- [Goal]
Please pull out every line of the listing below that contains the string "notices".

Recorded data:
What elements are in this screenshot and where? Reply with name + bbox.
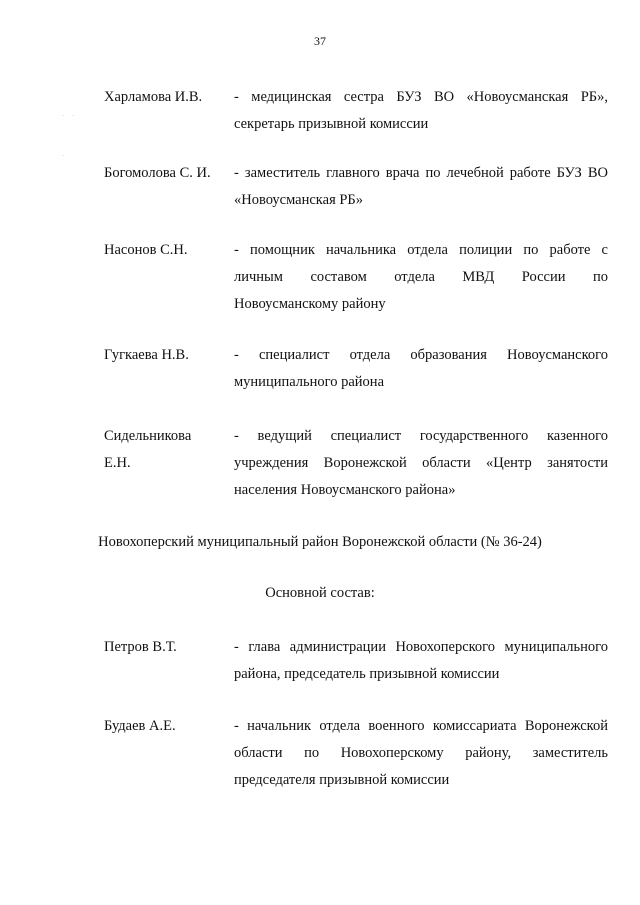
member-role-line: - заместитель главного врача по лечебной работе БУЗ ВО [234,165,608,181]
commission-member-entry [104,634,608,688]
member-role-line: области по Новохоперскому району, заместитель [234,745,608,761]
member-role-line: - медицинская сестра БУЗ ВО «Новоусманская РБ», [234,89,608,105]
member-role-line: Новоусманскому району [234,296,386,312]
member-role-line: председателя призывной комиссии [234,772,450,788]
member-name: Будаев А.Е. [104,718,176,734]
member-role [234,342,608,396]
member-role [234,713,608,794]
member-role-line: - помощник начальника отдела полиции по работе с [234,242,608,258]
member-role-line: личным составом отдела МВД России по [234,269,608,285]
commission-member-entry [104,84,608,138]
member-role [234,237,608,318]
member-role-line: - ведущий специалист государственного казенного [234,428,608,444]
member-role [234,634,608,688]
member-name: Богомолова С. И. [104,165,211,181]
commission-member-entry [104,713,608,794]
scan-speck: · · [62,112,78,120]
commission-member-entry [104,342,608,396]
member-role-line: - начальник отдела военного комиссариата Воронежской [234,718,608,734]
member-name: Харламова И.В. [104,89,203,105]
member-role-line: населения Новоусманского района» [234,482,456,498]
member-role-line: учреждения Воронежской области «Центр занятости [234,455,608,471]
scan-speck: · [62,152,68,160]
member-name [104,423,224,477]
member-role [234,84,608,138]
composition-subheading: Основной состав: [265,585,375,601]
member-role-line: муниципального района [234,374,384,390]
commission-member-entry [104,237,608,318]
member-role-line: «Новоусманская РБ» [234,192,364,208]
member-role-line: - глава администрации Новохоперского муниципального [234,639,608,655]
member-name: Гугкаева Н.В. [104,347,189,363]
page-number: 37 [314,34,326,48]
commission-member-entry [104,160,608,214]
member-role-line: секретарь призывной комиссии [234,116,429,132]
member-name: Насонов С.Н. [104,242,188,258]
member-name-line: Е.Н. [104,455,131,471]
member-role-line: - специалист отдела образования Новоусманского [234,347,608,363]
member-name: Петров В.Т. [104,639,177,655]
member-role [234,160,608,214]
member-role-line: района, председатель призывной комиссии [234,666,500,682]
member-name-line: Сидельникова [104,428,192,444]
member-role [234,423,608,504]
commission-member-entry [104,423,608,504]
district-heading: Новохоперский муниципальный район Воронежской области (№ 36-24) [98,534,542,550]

...

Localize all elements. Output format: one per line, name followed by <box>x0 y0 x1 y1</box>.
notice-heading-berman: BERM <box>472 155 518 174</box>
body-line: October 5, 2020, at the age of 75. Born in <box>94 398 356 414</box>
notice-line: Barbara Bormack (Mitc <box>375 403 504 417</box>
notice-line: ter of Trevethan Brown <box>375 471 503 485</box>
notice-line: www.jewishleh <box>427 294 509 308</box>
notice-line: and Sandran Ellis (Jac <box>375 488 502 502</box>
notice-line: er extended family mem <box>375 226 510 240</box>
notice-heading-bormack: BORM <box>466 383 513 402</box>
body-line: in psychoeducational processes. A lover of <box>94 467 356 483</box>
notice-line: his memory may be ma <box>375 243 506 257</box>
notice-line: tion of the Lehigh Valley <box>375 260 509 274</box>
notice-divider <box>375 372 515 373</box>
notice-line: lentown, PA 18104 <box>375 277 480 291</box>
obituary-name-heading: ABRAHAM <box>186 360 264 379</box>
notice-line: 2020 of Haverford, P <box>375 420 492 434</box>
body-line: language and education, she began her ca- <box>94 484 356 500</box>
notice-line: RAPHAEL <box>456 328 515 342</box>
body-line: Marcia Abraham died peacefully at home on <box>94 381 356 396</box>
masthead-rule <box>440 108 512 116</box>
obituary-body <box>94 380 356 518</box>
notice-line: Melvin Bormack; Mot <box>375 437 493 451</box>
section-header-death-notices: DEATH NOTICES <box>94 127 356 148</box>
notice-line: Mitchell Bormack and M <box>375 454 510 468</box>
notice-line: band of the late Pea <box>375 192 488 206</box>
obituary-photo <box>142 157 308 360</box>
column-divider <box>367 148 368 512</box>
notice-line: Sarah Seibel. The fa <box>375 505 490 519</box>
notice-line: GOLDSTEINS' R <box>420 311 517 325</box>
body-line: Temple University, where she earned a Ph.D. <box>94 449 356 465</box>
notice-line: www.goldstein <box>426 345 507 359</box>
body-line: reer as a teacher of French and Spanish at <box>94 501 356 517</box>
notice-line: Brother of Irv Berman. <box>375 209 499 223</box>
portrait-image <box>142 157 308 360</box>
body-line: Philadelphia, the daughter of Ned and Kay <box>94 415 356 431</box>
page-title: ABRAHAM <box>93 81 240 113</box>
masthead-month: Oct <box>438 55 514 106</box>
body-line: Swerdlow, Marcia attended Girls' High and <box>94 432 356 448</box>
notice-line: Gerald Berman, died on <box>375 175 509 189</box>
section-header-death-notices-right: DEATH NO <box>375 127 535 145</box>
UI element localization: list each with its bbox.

...

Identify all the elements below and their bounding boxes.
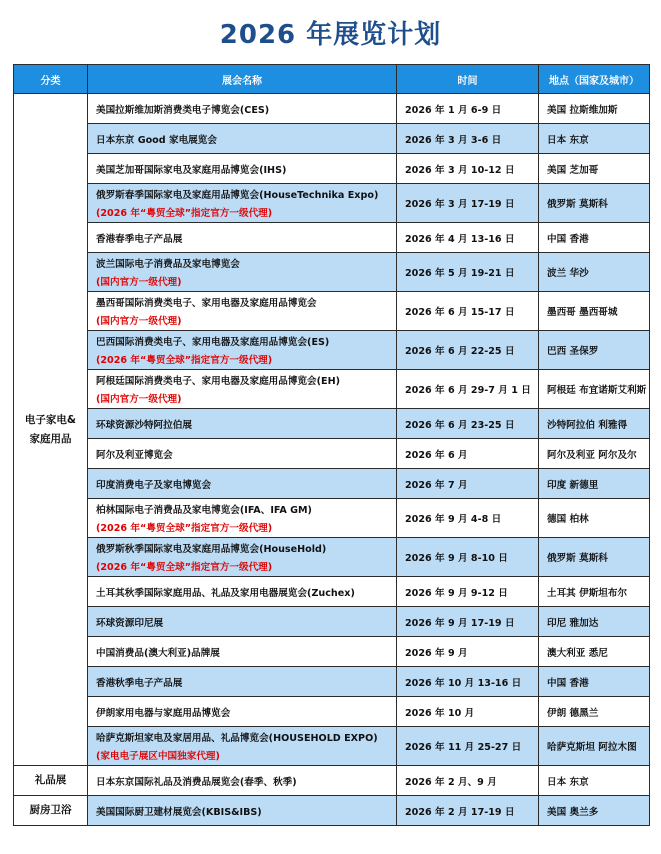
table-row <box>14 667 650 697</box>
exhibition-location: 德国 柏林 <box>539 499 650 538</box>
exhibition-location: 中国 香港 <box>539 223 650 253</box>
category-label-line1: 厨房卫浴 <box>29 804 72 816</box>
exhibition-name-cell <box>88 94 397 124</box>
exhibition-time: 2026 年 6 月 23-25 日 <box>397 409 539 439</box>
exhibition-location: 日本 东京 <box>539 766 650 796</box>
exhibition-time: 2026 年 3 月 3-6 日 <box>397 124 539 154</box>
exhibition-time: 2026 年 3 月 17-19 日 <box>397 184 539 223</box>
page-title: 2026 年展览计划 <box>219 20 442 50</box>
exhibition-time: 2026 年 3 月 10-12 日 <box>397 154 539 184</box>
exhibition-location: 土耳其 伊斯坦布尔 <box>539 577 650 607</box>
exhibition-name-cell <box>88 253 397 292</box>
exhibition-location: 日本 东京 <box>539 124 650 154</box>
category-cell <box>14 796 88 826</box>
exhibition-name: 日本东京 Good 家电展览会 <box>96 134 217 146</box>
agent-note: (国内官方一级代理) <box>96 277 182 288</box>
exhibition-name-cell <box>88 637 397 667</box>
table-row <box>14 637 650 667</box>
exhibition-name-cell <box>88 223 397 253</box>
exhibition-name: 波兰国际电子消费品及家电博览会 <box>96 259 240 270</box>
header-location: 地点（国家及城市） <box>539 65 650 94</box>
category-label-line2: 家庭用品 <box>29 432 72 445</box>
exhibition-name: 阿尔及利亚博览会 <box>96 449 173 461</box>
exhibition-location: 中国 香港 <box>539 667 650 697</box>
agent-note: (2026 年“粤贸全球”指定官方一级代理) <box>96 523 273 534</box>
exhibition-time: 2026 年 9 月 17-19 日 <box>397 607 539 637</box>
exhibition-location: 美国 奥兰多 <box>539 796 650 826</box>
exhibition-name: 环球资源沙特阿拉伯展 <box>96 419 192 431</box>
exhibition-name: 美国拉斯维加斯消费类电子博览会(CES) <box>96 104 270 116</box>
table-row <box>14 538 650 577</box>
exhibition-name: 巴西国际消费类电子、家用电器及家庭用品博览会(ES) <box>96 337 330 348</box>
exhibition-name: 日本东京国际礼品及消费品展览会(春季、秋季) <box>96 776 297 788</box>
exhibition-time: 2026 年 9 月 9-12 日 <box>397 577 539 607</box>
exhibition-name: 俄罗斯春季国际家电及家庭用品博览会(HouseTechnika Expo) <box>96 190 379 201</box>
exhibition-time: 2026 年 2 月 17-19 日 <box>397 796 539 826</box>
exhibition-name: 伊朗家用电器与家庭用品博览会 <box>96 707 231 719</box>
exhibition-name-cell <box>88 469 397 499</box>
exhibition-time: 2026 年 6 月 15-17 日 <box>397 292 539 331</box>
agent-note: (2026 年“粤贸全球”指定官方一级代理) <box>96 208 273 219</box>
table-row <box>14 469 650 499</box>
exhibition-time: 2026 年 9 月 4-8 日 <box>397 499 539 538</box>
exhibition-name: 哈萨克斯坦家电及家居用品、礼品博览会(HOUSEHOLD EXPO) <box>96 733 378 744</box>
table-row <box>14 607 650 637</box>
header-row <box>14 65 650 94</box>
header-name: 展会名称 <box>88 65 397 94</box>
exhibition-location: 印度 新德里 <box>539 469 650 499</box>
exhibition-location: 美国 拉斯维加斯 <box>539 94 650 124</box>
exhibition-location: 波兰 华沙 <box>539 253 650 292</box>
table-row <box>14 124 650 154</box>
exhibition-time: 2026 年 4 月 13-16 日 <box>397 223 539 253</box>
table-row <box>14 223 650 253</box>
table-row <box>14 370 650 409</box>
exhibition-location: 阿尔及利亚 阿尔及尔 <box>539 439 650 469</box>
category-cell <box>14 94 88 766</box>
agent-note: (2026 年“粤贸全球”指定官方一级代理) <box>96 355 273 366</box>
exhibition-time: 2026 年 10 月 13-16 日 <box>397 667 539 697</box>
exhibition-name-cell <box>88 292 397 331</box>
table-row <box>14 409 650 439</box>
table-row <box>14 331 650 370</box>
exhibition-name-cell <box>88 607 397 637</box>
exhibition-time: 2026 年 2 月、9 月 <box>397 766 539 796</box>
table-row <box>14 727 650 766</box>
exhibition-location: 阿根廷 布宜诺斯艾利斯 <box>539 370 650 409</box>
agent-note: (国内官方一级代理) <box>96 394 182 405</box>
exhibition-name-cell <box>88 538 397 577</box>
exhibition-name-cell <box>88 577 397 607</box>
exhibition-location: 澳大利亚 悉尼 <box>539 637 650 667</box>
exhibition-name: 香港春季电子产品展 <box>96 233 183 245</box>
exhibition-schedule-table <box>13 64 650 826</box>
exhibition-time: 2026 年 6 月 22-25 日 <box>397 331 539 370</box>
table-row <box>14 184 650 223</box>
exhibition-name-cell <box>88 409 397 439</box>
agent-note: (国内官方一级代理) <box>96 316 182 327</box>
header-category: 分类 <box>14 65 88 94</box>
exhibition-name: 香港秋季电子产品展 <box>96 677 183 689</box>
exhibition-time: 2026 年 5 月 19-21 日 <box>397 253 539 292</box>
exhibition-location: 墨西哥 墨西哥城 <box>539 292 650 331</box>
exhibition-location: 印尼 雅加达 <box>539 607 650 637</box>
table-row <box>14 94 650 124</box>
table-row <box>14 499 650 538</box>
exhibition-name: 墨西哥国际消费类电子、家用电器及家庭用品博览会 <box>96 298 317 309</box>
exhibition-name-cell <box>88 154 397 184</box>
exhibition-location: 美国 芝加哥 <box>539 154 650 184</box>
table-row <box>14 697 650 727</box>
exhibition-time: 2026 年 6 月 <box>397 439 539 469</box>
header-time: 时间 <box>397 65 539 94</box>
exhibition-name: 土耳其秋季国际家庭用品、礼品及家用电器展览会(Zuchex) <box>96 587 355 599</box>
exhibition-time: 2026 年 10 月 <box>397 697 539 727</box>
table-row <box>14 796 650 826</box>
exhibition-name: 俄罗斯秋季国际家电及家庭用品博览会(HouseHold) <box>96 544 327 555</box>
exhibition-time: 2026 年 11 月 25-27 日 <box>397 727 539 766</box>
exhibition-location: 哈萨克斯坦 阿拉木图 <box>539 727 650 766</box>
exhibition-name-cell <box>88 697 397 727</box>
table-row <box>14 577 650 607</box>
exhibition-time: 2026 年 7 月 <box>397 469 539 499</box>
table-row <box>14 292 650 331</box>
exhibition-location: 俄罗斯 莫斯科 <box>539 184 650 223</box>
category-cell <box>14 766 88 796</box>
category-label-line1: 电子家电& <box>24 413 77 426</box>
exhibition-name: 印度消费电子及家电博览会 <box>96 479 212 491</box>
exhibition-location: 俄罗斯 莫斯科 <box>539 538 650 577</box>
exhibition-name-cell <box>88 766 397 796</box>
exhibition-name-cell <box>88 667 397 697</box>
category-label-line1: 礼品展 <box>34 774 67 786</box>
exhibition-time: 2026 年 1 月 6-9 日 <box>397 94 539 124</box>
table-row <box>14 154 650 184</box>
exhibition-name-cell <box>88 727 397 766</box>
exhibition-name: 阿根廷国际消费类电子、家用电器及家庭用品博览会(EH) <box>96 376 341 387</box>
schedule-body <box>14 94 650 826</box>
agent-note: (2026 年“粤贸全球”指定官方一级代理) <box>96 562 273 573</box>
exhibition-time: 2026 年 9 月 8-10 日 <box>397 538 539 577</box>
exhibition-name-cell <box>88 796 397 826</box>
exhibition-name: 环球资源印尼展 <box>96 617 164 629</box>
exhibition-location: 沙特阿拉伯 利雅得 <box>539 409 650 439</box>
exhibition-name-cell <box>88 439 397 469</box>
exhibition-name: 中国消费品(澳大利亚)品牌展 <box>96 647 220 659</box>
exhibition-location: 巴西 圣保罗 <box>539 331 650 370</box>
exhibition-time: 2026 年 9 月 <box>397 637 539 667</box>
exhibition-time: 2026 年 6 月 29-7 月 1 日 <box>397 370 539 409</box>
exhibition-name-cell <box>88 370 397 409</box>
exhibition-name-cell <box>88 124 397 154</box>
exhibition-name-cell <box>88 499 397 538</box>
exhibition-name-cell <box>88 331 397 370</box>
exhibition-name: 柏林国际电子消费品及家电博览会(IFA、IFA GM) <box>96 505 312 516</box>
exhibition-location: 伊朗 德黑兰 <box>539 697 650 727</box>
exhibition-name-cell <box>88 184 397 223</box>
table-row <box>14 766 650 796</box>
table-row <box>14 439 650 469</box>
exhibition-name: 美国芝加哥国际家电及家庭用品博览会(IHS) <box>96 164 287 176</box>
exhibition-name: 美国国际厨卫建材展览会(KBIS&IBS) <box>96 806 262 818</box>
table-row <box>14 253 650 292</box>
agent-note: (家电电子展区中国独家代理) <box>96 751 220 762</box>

- [Answer to the problem]
section-header-death-notices: DEATH NOTICES <box>94 127 356 148</box>
section-header-death-notices-right: DEATH NO <box>375 127 535 145</box>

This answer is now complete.